Written problem: Write out the entire listing below exactly, with the pictures left out.

[Collection entries]
=======
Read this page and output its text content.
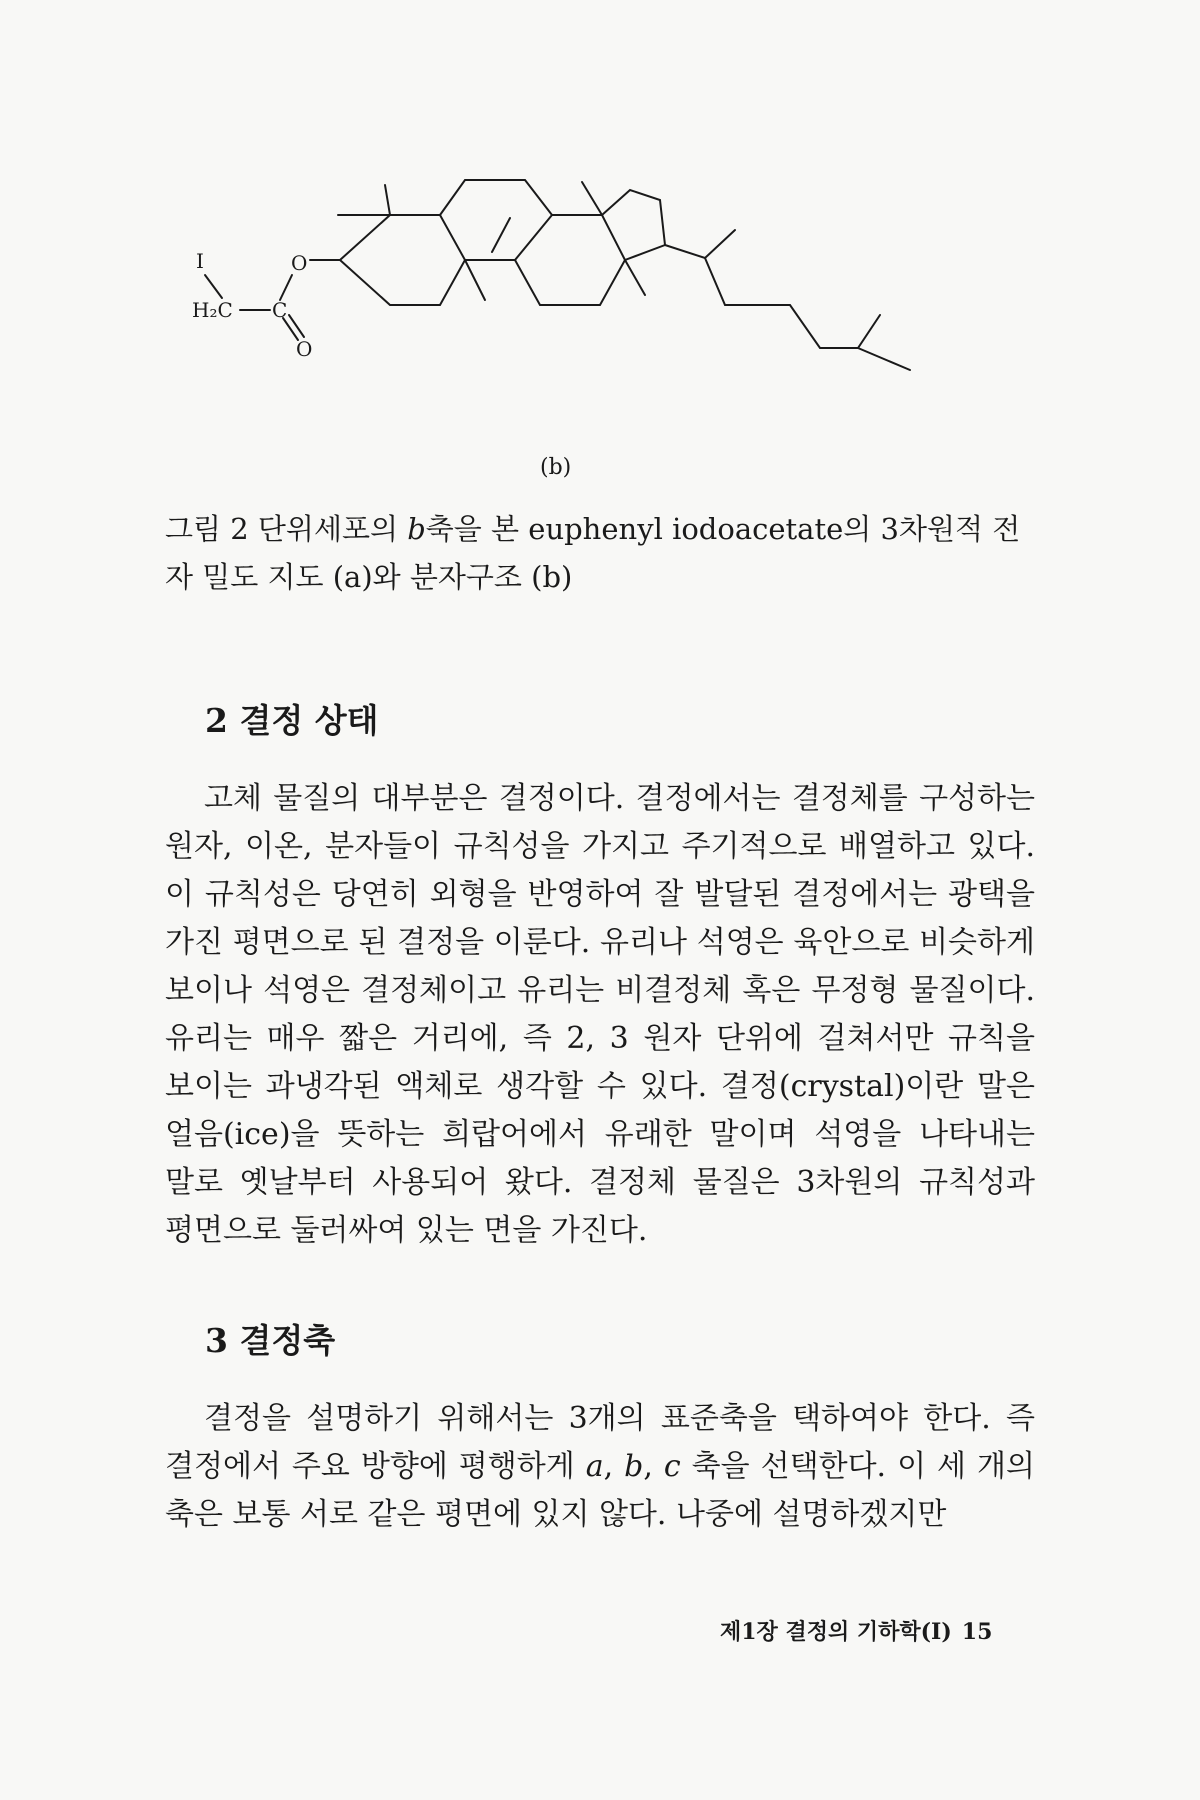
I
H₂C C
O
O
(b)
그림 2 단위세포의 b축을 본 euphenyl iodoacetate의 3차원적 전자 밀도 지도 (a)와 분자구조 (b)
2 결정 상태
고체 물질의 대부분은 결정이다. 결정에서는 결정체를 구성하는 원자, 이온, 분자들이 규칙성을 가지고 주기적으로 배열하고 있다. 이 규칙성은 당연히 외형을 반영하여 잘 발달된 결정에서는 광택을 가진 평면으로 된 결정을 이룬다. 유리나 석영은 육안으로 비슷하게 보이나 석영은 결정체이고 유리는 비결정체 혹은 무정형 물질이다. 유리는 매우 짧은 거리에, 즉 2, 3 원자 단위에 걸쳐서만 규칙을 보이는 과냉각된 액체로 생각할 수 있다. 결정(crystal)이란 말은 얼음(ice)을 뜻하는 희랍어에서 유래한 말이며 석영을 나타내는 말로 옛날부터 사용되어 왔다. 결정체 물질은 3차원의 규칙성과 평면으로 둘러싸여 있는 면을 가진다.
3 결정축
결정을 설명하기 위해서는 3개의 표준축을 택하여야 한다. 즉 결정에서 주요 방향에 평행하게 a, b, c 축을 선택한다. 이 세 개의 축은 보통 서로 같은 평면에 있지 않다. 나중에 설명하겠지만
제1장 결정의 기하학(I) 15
=======
The completed task:
Read this page and output its text content.
I
H₂C C
O
O
(b)
그림 2 단위세포의 b축을 본 euphenyl iodoacetate의 3차원적 전자 밀도 지도 (a)와 분자구조 (b)
2 결정 상태
고체 물질의 대부분은 결정이다. 결정에서는 결정체를 구성하는 원자, 이온, 분자들이 규칙성을 가지고 주기적으로 배열하고 있다. 이 규칙성은 당연히 외형을 반영하여 잘 발달된 결정에서는 광택을 가진 평면으로 된 결정을 이룬다. 유리나 석영은 육안으로 비슷하게 보이나 석영은 결정체이고 유리는 비결정체 혹은 무정형 물질이다. 유리는 매우 짧은 거리에, 즉 2, 3 원자 단위에 걸쳐서만 규칙을 보이는 과냉각된 액체로 생각할 수 있다. 결정(crystal)이란 말은 얼음(ice)을 뜻하는 희랍어에서 유래한 말이며 석영을 나타내는 말로 옛날부터 사용되어 왔다. 결정체 물질은 3차원의 규칙성과 평면으로 둘러싸여 있는 면을 가진다.
3 결정축
결정을 설명하기 위해서는 3개의 표준축을 택하여야 한다. 즉 결정에서 주요 방향에 평행하게 a, b, c 축을 선택한다. 이 세 개의 축은 보통 서로 같은 평면에 있지 않다. 나중에 설명하겠지만
제1장 결정의 기하학(I) 15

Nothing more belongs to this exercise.